== Entries shown ==
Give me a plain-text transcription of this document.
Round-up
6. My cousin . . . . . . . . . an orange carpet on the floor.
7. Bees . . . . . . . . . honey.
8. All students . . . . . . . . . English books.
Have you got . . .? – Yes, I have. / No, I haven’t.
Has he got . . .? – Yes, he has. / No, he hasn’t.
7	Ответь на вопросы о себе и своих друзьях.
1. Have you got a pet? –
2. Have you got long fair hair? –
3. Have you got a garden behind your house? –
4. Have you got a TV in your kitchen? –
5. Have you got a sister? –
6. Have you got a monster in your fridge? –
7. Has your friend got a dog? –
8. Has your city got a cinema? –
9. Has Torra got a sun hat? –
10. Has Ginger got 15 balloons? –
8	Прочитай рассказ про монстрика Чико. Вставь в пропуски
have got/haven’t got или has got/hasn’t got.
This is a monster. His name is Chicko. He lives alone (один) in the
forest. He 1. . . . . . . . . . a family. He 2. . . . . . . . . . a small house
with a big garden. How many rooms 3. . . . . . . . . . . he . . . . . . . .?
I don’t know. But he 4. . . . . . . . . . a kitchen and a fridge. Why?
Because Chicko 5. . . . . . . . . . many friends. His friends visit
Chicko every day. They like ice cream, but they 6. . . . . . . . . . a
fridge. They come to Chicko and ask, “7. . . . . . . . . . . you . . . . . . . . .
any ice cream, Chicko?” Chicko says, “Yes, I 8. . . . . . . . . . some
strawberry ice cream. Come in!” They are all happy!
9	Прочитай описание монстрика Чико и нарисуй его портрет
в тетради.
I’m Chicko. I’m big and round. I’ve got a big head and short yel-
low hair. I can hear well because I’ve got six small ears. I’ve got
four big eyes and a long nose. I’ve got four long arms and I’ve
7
===
* Direction:
What is the number of lines above that contain "small"? Answer with that number only.

* Solution to the exercise:
2